**Problem:** Reproduce every one of the following entries word for word, leaving nothing out.

**Stored data:**
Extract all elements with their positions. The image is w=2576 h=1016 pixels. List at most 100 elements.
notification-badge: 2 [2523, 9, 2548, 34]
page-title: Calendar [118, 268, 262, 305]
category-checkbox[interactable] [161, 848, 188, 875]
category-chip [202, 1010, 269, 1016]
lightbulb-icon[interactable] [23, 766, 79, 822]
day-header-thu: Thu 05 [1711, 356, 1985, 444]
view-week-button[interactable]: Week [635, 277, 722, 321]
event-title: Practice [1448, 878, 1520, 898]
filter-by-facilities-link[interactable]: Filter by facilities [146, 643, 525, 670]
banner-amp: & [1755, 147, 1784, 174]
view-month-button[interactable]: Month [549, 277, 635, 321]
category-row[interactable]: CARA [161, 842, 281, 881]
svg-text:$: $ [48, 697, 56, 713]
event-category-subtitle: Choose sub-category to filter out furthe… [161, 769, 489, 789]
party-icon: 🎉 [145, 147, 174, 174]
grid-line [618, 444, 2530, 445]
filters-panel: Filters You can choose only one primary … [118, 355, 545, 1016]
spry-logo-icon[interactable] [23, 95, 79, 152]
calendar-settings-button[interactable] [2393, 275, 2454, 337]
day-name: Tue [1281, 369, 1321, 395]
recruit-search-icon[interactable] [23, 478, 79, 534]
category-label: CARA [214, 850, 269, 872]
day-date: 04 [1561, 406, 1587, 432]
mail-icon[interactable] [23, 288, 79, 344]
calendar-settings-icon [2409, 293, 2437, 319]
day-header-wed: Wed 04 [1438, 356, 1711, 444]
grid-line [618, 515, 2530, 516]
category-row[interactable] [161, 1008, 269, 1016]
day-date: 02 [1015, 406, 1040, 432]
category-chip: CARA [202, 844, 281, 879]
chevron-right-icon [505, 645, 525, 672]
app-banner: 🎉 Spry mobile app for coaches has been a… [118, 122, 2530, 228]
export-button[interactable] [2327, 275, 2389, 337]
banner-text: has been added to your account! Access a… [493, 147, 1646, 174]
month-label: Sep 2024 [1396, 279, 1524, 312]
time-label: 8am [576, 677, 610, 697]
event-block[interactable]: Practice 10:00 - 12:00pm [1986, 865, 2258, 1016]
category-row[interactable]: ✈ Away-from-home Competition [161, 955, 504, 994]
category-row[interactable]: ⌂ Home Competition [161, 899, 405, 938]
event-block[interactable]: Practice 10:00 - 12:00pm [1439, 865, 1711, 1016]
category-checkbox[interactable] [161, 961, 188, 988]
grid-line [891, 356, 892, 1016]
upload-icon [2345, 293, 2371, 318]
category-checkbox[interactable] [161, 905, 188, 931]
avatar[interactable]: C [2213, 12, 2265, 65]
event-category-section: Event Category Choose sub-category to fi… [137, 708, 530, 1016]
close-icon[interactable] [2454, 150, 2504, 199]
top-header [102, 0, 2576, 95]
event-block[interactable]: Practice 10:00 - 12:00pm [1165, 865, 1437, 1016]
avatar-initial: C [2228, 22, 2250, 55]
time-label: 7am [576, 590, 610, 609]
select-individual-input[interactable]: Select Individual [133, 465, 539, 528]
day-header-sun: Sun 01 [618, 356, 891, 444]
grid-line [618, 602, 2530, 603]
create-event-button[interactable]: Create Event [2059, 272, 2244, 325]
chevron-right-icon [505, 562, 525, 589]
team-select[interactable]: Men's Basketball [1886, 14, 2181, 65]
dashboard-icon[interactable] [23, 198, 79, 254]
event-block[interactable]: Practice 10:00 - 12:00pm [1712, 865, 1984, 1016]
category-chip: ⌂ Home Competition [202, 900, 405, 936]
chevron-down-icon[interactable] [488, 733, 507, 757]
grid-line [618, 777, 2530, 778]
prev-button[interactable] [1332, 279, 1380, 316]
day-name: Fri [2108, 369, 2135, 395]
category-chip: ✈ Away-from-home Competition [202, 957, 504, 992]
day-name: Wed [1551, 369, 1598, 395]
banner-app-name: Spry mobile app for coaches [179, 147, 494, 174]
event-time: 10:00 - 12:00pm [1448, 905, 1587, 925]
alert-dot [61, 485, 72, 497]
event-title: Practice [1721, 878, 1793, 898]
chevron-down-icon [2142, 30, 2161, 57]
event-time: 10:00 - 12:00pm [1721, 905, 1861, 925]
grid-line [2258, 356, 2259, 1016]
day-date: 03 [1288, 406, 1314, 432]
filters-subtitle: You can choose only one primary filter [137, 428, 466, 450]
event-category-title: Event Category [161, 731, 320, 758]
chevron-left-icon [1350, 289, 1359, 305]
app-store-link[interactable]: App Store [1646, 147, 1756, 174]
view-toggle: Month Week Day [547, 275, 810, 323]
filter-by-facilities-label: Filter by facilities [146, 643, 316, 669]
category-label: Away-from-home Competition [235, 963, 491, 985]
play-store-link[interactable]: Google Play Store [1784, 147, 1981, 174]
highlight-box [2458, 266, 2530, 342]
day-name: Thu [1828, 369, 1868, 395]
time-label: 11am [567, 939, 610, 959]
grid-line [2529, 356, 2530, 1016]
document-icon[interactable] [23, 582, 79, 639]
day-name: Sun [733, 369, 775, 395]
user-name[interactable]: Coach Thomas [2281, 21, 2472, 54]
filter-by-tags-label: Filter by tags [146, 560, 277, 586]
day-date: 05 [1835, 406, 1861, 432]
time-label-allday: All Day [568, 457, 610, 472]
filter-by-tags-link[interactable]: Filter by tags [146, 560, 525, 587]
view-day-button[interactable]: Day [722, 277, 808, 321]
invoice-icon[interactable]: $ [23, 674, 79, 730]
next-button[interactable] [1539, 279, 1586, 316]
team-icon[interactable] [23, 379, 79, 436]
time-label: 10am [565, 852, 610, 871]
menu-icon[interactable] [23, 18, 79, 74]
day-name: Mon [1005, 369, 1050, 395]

**Response to this exercise:**
Extract all elements with their positions. The image is w=2576 h=1016 pixels. List at most 100 elements.
notification-badge: 2 [2523, 9, 2548, 34]
page-title: Calendar [118, 268, 262, 305]
category-checkbox[interactable] [161, 848, 188, 875]
category-chip [202, 1010, 269, 1016]
lightbulb-icon[interactable] [23, 766, 79, 822]
day-header-thu: Thu 05 [1711, 356, 1985, 444]
view-week-button[interactable]: Week [635, 277, 722, 321]
event-title: Practice [1448, 878, 1520, 898]
filter-by-facilities-link[interactable]: Filter by facilities [146, 643, 525, 670]
banner-amp: & [1755, 147, 1784, 174]
view-month-button[interactable]: Month [549, 277, 635, 321]
category-row[interactable]: CARA [161, 842, 281, 881]
svg-text:$: $ [48, 697, 56, 713]
event-category-subtitle: Choose sub-category to filter out furthe… [161, 769, 489, 789]
party-icon: 🎉 [145, 147, 174, 174]
grid-line [618, 444, 2530, 445]
filters-panel: Filters You can choose only one primary … [118, 355, 545, 1016]
spry-logo-icon[interactable] [23, 95, 79, 152]
calendar-settings-button[interactable] [2393, 275, 2454, 337]
day-name: Tue [1281, 369, 1321, 395]
recruit-search-icon[interactable] [23, 478, 79, 534]
category-label: CARA [214, 850, 269, 872]
day-date: 04 [1561, 406, 1587, 432]
mail-icon[interactable] [23, 288, 79, 344]
calendar-settings-icon [2409, 293, 2437, 319]
day-header-wed: Wed 04 [1438, 356, 1711, 444]
grid-line [618, 515, 2530, 516]
category-row[interactable] [161, 1008, 269, 1016]
day-date: 02 [1015, 406, 1040, 432]
category-chip: CARA [202, 844, 281, 879]
chevron-right-icon [505, 645, 525, 672]
app-banner: 🎉 Spry mobile app for coaches has been a… [118, 122, 2530, 228]
export-button[interactable] [2327, 275, 2389, 337]
banner-text: has been added to your account! Access a… [493, 147, 1646, 174]
month-label: Sep 2024 [1396, 279, 1524, 312]
time-label: 8am [576, 677, 610, 697]
event-block[interactable]: Practice 10:00 - 12:00pm [1986, 865, 2258, 1016]
category-row[interactable]: ✈ Away-from-home Competition [161, 955, 504, 994]
category-row[interactable]: ⌂ Home Competition [161, 899, 405, 938]
event-block[interactable]: Practice 10:00 - 12:00pm [1439, 865, 1711, 1016]
category-checkbox[interactable] [161, 961, 188, 988]
grid-line [891, 356, 892, 1016]
upload-icon [2345, 293, 2371, 318]
category-checkbox[interactable] [161, 905, 188, 931]
avatar[interactable]: C [2213, 12, 2265, 65]
event-category-section: Event Category Choose sub-category to fi… [137, 708, 530, 1016]
close-icon[interactable] [2454, 150, 2504, 199]
top-header [102, 0, 2576, 95]
event-block[interactable]: Practice 10:00 - 12:00pm [1165, 865, 1437, 1016]
avatar-initial: C [2228, 22, 2250, 55]
time-label: 7am [576, 590, 610, 609]
select-individual-input[interactable]: Select Individual [133, 465, 539, 528]
day-header-sun: Sun 01 [618, 356, 891, 444]
grid-line [618, 602, 2530, 603]
create-event-button[interactable]: Create Event [2059, 272, 2244, 325]
chevron-right-icon [505, 562, 525, 589]
team-select[interactable]: Men's Basketball [1886, 14, 2181, 65]
dashboard-icon[interactable] [23, 198, 79, 254]
event-block[interactable]: Practice 10:00 - 12:00pm [1712, 865, 1984, 1016]
category-chip: ⌂ Home Competition [202, 900, 405, 936]
chevron-down-icon[interactable] [488, 733, 507, 757]
grid-line [618, 777, 2530, 778]
prev-button[interactable] [1332, 279, 1380, 316]
day-name: Fri [2108, 369, 2135, 395]
category-chip: ✈ Away-from-home Competition [202, 957, 504, 992]
day-name: Wed [1551, 369, 1598, 395]
banner-app-name: Spry mobile app for coaches [179, 147, 494, 174]
event-time: 10:00 - 12:00pm [1448, 905, 1587, 925]
alert-dot [61, 485, 72, 497]
event-title: Practice [1721, 878, 1793, 898]
chevron-down-icon [2142, 30, 2161, 57]
event-time: 10:00 - 12:00pm [1721, 905, 1861, 925]
grid-line [2258, 356, 2259, 1016]
day-date: 03 [1288, 406, 1314, 432]
filters-subtitle: You can choose only one primary filter [137, 428, 466, 450]
event-category-title: Event Category [161, 731, 320, 758]
chevron-left-icon [1350, 289, 1359, 305]
app-store-link[interactable]: App Store [1646, 147, 1756, 174]
view-toggle: Month Week Day [547, 275, 810, 323]
filter-by-facilities-label: Filter by facilities [146, 643, 316, 669]
category-label: Away-from-home Competition [235, 963, 491, 985]
play-store-link[interactable]: Google Play Store [1784, 147, 1981, 174]
highlight-box [2458, 266, 2530, 342]
day-name: Thu [1828, 369, 1868, 395]
time-label: 11am [567, 939, 610, 959]
grid-line [2529, 356, 2530, 1016]
document-icon[interactable] [23, 582, 79, 639]
day-name: Sun [733, 369, 775, 395]
user-name[interactable]: Coach Thomas [2281, 21, 2472, 54]
filter-by-tags-label: Filter by tags [146, 560, 277, 586]
day-date: 05 [1835, 406, 1861, 432]
time-label-allday: All Day [568, 457, 610, 472]
filter-by-tags-link[interactable]: Filter by tags [146, 560, 525, 587]
view-day-button[interactable]: Day [722, 277, 808, 321]
invoice-icon[interactable]: $ [23, 674, 79, 730]
next-button[interactable] [1539, 279, 1586, 316]
team-icon[interactable] [23, 379, 79, 436]
time-label: 10am [565, 852, 610, 871]
menu-icon[interactable] [23, 18, 79, 74]
day-name: Mon [1005, 369, 1050, 395]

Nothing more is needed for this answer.